PROBLEM TO SOLVE. Copy out all of the data exactly as it appears.

-=-=-

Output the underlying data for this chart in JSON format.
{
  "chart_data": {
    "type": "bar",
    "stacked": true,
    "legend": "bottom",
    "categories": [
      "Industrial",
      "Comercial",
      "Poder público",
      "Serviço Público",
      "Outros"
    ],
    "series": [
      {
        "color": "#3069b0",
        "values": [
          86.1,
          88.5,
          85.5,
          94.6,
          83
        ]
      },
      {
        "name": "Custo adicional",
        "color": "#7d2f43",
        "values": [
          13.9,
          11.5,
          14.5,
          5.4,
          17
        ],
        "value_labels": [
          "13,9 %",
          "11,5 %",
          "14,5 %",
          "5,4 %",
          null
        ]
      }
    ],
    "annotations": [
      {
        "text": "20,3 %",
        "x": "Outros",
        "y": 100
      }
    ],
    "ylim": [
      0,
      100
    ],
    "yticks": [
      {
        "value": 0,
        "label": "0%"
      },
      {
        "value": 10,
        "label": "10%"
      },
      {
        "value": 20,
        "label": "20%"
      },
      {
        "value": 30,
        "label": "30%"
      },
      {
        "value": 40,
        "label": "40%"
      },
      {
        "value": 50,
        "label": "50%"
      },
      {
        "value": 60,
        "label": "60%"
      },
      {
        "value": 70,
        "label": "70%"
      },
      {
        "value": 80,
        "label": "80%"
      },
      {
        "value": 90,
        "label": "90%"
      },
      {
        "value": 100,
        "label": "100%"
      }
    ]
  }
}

-=-=-

RESPONSE TO THE EXERCISE.
Output the underlying data for this chart in JSON format.
{
  "chart_data": {
    "type": "bar",
    "stacked": true,
    "legend": "bottom",
    "categories": [
      "Industrial",
      "Comercial",
      "Poder público",
      "Serviço Público",
      "Outros"
    ],
    "series": [
      {
        "color": "#3069b0",
        "values": [
          86.1,
          88.5,
          85.5,
          94.6,
          83
        ]
      },
      {
        "name": "Custo adicional",
        "color": "#7d2f43",
        "values": [
          13.9,
          11.5,
          14.5,
          5.4,
          17
        ],
        "value_labels": [
          "13,9 %",
          "11,5 %",
          "14,5 %",
          "5,4 %",
          null
        ]
      }
    ],
    "annotations": [
      {
        "text": "20,3 %",
        "x": "Outros",
        "y": 100
      }
    ],
    "ylim": [
      0,
      100
    ],
    "yticks": [
      {
        "value": 0,
        "label": "0%"
      },
      {
        "value": 10,
        "label": "10%"
      },
      {
        "value": 20,
        "label": "20%"
      },
      {
        "value": 30,
        "label": "30%"
      },
      {
        "value": 40,
        "label": "40%"
      },
      {
        "value": 50,
        "label": "50%"
      },
      {
        "value": 60,
        "label": "60%"
      },
      {
        "value": 70,
        "label": "70%"
      },
      {
        "value": 80,
        "label": "80%"
      },
      {
        "value": 90,
        "label": "90%"
      },
      {
        "value": 100,
        "label": "100%"
      }
    ]
  }
}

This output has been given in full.